-------- DATA FOR THIS TASK --------

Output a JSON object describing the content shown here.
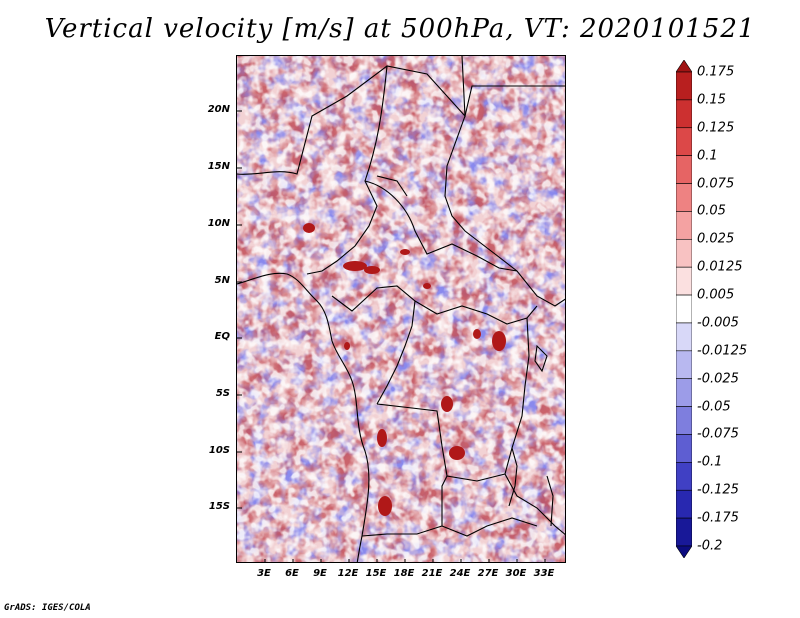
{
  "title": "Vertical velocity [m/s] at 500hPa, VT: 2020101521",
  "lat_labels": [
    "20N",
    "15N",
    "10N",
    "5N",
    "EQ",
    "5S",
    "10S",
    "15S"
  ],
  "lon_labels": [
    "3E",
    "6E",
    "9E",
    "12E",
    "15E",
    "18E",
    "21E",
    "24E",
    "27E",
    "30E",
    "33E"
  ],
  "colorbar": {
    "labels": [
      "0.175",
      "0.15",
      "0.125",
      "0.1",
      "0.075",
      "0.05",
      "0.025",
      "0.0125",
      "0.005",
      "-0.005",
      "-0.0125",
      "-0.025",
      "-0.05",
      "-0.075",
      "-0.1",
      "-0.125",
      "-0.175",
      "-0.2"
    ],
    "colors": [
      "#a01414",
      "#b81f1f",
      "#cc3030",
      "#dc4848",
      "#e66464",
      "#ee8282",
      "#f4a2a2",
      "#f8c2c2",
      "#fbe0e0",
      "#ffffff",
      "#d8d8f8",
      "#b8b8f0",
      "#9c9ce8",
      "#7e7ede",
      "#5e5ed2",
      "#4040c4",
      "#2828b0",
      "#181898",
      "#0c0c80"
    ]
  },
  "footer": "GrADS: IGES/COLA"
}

--------

EXERCISE PROMPT:
Repeat the data exactly, without the pictures.

ANSWER TO THIS PROBLEM:
Output a JSON object describing the content shown here.
{
  "title": "Vertical velocity [m/s] at 500hPa, VT: 2020101521",
  "lat_labels": [
    "20N",
    "15N",
    "10N",
    "5N",
    "EQ",
    "5S",
    "10S",
    "15S"
  ],
  "lon_labels": [
    "3E",
    "6E",
    "9E",
    "12E",
    "15E",
    "18E",
    "21E",
    "24E",
    "27E",
    "30E",
    "33E"
  ],
  "colorbar": {
    "labels": [
      "0.175",
      "0.15",
      "0.125",
      "0.1",
      "0.075",
      "0.05",
      "0.025",
      "0.0125",
      "0.005",
      "-0.005",
      "-0.0125",
      "-0.025",
      "-0.05",
      "-0.075",
      "-0.1",
      "-0.125",
      "-0.175",
      "-0.2"
    ],
    "colors": [
      "#a01414",
      "#b81f1f",
      "#cc3030",
      "#dc4848",
      "#e66464",
      "#ee8282",
      "#f4a2a2",
      "#f8c2c2",
      "#fbe0e0",
      "#ffffff",
      "#d8d8f8",
      "#b8b8f0",
      "#9c9ce8",
      "#7e7ede",
      "#5e5ed2",
      "#4040c4",
      "#2828b0",
      "#181898",
      "#0c0c80"
    ]
  },
  "footer": "GrADS: IGES/COLA"
}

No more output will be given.